TO DO =
**1.** Return the passage of the HD 222095 article from "Single A-type main" to "of +3.4 km/s.", copied word for word.
**2.** According to the HD 222095 article, how much larger than the polar radius is the star's equatorial bulge?

┌─ EXCERPT TO READ

HD 222095

Observation data Epoch J2000 Equinox ICRS
- Constellation: Phoenix
- Right ascension: 23^{h} 37^{m} 50.99418^{s}
- Declination: −45° 29′ 32.4672″
- Apparent magnitude (V): 4.74

Characteristics
- Evolutionary stage: main sequence
- Spectral type: A1/2V
- U−B color index: +0.09
- B−V color index: +0.08

Astrometry
- Radial velocity (R_{v}): +3.40 km/s
- Proper motion (μ): RA: +70.71 mas/yr Dec.: −12.66 mas/yr
- Parallax (π): 16.29±0.22 mas
- Distance: 200 ± 3 ly (61.4 ± 0.8 pc)
- Absolute magnitude (M_{V}): 0.80

Details
- Mass: 2.55 M_{☉}
- Radius: 2.2 R_{☉}
- Luminosity: 41.42 L_{☉}
- Surface gravity (log g): 3.92 cgs
- Temperature: 9,230 K
- Metallicity [Fe/H]: −0.01 dex
- Rotational velocity (v sin i): 141 km/s
- Age: 482 Myr
- Other designations: CD−46°14720, FK5 889, GC 32836, HD 222095, HIP 116602, HR 8959, SAO 231707

Database references
- SIMBAD: data

= HD 222095 =

Single A-type main sequence star in the constellation of Phoenix

HD 222095 is a single star in the southern constellation of Phoenix, near the western constellation border with Grus. It has a white hue and is visible to the naked eye with an apparent visual magnitude of 4.74. The star is located at a distance of is approximately 200 light years based on parallax, and it is drifting further away with a radial velocity of +3.4 km/s.

This object is an A-type main-sequence star with a stellar classification of A1/2V. It has a high rate of spin with a projected rotational velocity of 141 to 165 km/s, giving it an equatorial bulge that is 6% larger than the polar radius. The star is 482 million years old with 2.55 times the mass of the Sun and around 2.2 times the Sun's radius. It is radiating 41 times the luminosity of the Sun from its photosphere at an effective temperature of 9,230 K. The chemical abundance of the star's outer atmosphere is similar to that in the Sun.

└─
┌─ RECORDS

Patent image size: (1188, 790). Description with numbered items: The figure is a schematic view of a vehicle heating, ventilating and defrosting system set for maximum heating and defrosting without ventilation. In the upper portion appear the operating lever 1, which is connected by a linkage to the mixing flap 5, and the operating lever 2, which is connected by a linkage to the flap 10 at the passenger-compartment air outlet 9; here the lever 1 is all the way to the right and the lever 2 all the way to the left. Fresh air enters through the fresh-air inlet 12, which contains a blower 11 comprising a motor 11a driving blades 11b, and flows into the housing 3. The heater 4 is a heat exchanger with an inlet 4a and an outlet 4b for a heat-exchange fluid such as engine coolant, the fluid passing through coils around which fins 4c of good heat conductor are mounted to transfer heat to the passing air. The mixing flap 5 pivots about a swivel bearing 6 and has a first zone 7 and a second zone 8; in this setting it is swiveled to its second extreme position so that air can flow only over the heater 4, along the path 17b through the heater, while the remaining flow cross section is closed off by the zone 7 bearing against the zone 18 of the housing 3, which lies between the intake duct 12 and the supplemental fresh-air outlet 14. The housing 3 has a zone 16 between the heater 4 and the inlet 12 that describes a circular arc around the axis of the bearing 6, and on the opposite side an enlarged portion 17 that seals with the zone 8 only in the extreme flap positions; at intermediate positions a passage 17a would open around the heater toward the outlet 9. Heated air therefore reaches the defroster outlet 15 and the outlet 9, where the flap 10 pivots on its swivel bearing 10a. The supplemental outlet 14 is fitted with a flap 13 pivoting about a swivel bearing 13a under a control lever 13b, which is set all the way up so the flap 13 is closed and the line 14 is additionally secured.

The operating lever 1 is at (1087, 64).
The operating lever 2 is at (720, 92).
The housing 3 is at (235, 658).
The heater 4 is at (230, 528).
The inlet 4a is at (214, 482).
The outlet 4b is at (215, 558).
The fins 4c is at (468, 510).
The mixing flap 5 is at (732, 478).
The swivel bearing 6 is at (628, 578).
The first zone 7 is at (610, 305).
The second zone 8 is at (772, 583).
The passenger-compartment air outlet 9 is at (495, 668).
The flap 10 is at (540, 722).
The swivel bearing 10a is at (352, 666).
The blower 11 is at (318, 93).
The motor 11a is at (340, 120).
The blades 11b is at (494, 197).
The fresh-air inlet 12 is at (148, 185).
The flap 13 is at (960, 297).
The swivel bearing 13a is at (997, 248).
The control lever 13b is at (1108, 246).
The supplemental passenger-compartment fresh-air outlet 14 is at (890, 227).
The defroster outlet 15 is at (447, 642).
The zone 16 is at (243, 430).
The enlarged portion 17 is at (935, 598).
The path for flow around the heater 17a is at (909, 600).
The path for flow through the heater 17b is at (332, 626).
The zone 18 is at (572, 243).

└─

TASK ANSWERS =
**1.**
Single A-type main sequence star in the constellation of Phoenix

HD 222095 is a single star in the southern constellation of Phoenix, near the western constellation border with Grus. It has a white hue and is visible to the naked eye with an apparent visual magnitude of 4.74. The star is located at a distance of is approximately 200 light years based on parallax, and it is drifting further away with a radial velocity of +3.4 km/s.

**2.** It is 6% larger than the polar radius.